Reproduce the data that follows in its entirety, character for character.

Entries taken from a collection
_ _ _ _ _
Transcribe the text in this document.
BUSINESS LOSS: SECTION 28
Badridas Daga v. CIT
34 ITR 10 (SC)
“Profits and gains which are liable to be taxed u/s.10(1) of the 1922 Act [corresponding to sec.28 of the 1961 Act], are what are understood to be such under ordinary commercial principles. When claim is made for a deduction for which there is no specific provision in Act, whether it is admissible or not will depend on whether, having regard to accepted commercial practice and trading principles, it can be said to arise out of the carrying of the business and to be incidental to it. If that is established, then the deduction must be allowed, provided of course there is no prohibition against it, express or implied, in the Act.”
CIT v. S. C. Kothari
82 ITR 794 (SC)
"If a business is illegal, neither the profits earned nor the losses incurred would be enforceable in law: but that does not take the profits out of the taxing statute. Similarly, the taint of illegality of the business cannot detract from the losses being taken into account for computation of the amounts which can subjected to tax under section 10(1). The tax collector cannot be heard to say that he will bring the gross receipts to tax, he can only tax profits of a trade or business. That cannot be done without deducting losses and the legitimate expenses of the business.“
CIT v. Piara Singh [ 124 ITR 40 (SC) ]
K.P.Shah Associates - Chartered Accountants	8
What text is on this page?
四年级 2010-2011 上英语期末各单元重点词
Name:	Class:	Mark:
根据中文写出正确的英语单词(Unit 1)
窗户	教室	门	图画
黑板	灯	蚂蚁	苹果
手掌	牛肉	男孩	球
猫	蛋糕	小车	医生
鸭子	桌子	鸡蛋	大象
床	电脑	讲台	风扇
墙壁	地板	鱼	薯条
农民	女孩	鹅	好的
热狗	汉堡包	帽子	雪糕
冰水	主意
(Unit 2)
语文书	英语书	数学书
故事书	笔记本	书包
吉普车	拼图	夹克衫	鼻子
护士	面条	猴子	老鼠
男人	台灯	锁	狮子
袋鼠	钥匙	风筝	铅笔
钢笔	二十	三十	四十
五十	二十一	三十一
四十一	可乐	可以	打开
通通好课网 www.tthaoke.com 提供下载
_ _ _ _ _
■ **OUTPUT OF THE TASK**
Transcribe the text in this document.
BUSINESS LOSS: SECTION 28
Badridas Daga v. CIT
34 ITR 10 (SC)
“Profits and gains which are liable to be taxed u/s.10(1) of the 1922 Act [corresponding to sec.28 of the 1961 Act], are what are understood to be such under ordinary commercial principles. When claim is made for a deduction for which there is no specific provision in Act, whether it is admissible or not will depend on whether, having regard to accepted commercial practice and trading principles, it can be said to arise out of the carrying of the business and to be incidental to it. If that is established, then the deduction must be allowed, provided of course there is no prohibition against it, express or implied, in the Act.”
CIT v. S. C. Kothari
82 ITR 794 (SC)
"If a business is illegal, neither the profits earned nor the losses incurred would be enforceable in law: but that does not take the profits out of the taxing statute. Similarly, the taint of illegality of the business cannot detract from the losses being taken into account for computation of the amounts which can subjected to tax under section 10(1). The tax collector cannot be heard to say that he will bring the gross receipts to tax, he can only tax profits of a trade or business. That cannot be done without deducting losses and the legitimate expenses of the business.“
CIT v. Piara Singh [ 124 ITR 40 (SC) ]
K.P.Shah Associates - Chartered Accountants	8
What text is on this page?
四年级 2010-2011 上英语期末各单元重点词
Name:	Class:	Mark:
根据中文写出正确的英语单词(Unit 1)
窗户	教室	门	图画
黑板	灯	蚂蚁	苹果
手掌	牛肉	男孩	球
猫	蛋糕	小车	医生
鸭子	桌子	鸡蛋	大象
床	电脑	讲台	风扇
墙壁	地板	鱼	薯条
农民	女孩	鹅	好的
热狗	汉堡包	帽子	雪糕
冰水	主意
(Unit 2)
语文书	英语书	数学书
故事书	笔记本	书包
吉普车	拼图	夹克衫	鼻子
护士	面条	猴子	老鼠
男人	台灯	锁	狮子
袋鼠	钥匙	风筝	铅笔
钢笔	二十	三十	四十
五十	二十一	三十一
四十一	可乐	可以	打开
通通好课网 www.tthaoke.com 提供下载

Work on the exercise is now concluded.